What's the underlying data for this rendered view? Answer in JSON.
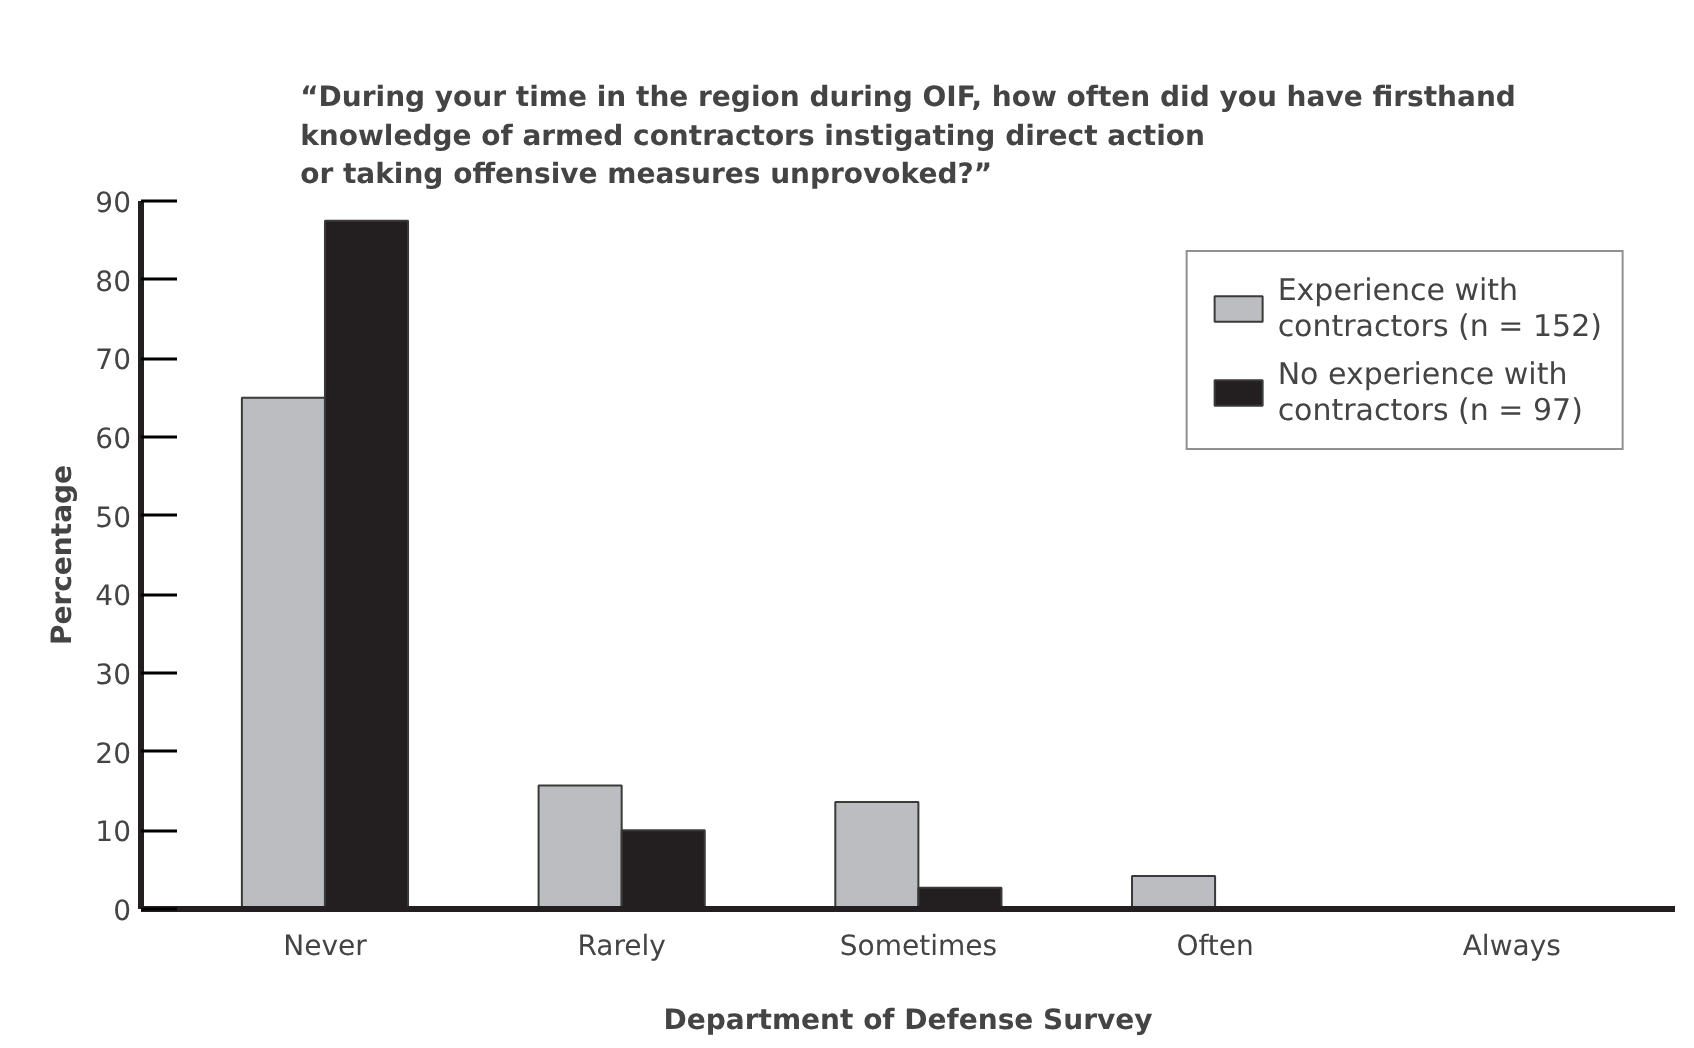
{
  "chart_data": {
    "type": "bar",
    "title": "“During your time in the region during OIF, how often did you have firsthand\nknowledge of armed contractors instigating direct action\nor taking offensive measures unprovoked?”",
    "xlabel": "Department of Defense Survey",
    "ylabel": "Percentage",
    "categories": [
      "Never",
      "Rarely",
      "Sometimes",
      "Often",
      "Always"
    ],
    "series": [
      {
        "name": "Experience with\ncontractors (n = 152)",
        "color": "#bcbdc0",
        "values": [
          65,
          15.7,
          13.6,
          4.2,
          0
        ]
      },
      {
        "name": "No experience with\ncontractors (n = 97)",
        "color": "#231f20",
        "values": [
          87.5,
          10,
          2.7,
          0,
          0
        ]
      }
    ],
    "ylim": [
      0,
      90
    ],
    "yticks": [
      0,
      10,
      20,
      30,
      40,
      50,
      60,
      70,
      80,
      90
    ],
    "grid": false,
    "legend": "top right"
  }
}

▶ [YOUR GOAL] Scan the material above. Copy each line where "with" occurs.

▶ [SOLVED PROBLEM]
        "name": "Experience with\ncontractors (n = 152)",
        "name": "No experience with\ncontractors (n = 97)",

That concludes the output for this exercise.